[start Listing]

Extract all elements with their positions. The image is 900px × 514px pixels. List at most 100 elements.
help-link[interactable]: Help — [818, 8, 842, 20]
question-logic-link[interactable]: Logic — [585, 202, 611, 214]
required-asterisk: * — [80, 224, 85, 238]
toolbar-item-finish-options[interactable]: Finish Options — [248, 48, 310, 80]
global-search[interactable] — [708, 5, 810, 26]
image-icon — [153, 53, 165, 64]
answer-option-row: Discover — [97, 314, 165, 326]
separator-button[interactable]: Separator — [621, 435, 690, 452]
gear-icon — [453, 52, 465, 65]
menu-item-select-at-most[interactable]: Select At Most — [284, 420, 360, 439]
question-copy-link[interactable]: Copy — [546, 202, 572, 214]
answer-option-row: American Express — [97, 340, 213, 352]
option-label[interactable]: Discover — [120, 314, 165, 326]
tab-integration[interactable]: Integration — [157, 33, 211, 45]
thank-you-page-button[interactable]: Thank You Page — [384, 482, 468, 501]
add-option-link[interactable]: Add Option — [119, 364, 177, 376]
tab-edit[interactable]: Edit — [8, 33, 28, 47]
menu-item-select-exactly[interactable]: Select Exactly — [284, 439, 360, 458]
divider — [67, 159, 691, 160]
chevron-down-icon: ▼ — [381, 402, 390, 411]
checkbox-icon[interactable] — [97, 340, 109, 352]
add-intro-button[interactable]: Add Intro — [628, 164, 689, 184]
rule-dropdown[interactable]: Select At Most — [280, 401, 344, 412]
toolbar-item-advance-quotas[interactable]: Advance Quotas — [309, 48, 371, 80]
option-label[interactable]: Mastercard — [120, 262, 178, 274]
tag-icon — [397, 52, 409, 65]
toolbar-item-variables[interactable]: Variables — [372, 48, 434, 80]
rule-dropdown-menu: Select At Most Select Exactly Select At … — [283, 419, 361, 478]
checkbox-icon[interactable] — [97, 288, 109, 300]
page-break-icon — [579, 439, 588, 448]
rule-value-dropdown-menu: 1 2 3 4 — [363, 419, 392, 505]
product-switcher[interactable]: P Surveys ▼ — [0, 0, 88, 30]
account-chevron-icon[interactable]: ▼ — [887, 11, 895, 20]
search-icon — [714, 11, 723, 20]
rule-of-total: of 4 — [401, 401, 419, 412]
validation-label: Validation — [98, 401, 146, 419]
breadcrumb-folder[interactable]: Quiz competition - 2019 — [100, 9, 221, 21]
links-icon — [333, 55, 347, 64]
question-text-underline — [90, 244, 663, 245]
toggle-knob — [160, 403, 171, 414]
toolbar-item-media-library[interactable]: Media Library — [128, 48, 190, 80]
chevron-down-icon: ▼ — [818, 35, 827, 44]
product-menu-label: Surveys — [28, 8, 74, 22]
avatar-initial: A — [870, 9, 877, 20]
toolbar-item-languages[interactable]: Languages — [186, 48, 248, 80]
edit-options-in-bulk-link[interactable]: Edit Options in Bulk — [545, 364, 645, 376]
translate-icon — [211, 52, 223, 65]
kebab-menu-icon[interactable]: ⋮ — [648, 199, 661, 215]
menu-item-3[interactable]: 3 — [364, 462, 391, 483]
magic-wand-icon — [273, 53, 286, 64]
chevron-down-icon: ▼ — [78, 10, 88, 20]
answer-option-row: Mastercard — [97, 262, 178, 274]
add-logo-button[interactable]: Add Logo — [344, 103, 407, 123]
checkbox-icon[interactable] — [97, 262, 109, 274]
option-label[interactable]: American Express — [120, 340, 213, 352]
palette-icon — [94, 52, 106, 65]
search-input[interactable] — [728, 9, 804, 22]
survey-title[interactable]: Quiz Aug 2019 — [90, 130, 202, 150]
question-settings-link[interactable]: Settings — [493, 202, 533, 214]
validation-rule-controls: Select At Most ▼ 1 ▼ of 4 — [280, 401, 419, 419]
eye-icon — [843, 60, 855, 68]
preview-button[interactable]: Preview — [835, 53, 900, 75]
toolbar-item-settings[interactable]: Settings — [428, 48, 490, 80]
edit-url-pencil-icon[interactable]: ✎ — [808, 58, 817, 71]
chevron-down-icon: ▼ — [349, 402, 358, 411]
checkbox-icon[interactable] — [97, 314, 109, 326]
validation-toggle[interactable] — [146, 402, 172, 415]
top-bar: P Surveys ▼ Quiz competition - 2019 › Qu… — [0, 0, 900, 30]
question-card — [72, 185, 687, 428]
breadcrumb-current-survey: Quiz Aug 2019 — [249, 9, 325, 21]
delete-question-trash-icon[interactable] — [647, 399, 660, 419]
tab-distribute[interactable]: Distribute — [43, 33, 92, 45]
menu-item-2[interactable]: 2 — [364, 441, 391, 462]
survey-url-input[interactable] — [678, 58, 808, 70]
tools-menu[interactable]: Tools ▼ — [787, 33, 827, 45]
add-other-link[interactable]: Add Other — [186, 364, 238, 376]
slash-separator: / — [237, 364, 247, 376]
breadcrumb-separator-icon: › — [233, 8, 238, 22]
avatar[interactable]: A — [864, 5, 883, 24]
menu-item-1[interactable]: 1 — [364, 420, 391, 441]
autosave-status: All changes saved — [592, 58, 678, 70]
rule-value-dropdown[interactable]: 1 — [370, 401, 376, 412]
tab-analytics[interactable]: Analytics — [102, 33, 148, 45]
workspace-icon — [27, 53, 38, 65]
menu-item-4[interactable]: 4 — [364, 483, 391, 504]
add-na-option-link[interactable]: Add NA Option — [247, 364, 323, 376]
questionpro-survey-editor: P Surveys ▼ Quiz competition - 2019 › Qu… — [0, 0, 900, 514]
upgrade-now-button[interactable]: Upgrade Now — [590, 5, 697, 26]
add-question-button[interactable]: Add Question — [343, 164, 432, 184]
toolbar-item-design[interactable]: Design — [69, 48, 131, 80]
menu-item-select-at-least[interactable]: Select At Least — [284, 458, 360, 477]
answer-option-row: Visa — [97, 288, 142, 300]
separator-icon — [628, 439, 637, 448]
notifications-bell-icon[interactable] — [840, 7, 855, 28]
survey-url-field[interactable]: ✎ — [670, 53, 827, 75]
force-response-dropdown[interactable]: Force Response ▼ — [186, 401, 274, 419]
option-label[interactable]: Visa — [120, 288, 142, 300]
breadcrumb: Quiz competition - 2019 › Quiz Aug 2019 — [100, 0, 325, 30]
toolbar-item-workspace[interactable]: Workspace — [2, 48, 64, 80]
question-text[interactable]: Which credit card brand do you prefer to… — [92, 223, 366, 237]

[end Listing]

* Aim of the exercise
Copy out, character for character, the records from their first line through the line containing "required-asterisk: * — [80, 224, 85, 238]", both ends included.

* Exercise output
Extract all elements with their positions. The image is 900px × 514px pixels. List at most 100 elements.
help-link[interactable]: Help — [818, 8, 842, 20]
question-logic-link[interactable]: Logic — [585, 202, 611, 214]
required-asterisk: * — [80, 224, 85, 238]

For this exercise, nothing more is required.